■ **Description of the task**
How many lines in the material contain the string "arrow", matching case? Reply with the number alone.

[Box annotation data]
▼▼▼

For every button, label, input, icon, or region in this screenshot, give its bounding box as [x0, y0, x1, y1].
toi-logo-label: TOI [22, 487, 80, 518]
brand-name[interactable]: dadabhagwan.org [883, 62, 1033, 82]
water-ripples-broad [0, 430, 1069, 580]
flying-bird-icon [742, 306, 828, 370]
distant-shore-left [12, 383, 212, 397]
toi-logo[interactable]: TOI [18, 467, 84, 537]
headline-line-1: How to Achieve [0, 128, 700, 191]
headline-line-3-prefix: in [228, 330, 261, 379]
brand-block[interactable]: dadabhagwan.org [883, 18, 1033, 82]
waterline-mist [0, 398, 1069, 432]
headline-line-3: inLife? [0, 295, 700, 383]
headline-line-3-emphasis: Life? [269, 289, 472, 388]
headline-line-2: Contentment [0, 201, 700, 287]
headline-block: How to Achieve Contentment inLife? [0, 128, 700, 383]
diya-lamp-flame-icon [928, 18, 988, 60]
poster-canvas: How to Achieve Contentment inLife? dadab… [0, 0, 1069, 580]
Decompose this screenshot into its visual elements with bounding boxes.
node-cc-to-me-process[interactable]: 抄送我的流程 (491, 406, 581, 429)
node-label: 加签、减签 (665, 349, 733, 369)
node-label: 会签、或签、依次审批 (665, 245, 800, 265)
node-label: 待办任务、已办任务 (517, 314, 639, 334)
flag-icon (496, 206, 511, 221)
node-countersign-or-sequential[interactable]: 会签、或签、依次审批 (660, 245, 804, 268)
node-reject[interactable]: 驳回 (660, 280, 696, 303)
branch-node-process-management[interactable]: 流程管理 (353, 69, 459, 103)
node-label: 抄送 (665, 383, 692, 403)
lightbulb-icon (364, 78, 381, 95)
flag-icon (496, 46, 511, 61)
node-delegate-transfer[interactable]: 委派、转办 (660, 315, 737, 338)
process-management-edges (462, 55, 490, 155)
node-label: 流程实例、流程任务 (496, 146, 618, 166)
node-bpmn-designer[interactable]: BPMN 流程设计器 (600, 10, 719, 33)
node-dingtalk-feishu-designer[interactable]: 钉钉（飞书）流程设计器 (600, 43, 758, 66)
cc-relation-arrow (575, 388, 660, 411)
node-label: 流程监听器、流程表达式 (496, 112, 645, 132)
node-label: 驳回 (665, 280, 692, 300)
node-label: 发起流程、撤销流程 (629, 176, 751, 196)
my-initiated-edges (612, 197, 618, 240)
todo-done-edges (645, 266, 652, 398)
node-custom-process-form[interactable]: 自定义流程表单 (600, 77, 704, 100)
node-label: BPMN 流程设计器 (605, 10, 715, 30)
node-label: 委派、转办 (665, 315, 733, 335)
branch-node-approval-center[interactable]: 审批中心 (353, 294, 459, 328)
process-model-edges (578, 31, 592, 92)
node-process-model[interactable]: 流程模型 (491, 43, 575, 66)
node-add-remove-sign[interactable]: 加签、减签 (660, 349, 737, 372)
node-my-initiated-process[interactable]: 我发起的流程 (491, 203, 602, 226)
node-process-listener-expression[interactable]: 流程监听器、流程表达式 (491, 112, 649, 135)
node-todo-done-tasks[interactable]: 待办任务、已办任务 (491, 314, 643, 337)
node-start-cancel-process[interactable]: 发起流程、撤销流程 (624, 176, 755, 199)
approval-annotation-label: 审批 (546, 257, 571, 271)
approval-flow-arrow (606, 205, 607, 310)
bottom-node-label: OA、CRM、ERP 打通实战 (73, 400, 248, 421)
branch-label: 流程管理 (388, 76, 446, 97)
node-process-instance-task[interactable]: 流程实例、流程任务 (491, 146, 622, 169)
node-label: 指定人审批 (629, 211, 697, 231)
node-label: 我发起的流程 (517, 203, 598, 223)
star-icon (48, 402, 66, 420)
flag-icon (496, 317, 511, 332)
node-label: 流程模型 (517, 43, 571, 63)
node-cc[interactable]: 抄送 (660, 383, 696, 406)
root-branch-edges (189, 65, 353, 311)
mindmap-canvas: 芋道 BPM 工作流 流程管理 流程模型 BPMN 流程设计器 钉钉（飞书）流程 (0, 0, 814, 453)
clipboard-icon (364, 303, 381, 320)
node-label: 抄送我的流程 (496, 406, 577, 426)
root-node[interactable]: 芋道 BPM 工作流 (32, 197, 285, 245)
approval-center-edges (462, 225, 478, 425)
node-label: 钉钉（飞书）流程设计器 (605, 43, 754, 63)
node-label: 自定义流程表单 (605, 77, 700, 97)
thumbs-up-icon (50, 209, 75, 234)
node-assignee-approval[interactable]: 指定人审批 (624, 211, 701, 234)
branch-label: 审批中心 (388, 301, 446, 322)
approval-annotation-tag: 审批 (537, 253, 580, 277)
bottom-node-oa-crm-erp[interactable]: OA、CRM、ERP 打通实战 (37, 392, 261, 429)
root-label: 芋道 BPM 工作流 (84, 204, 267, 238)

▲▲▲

■ **Right answer**
2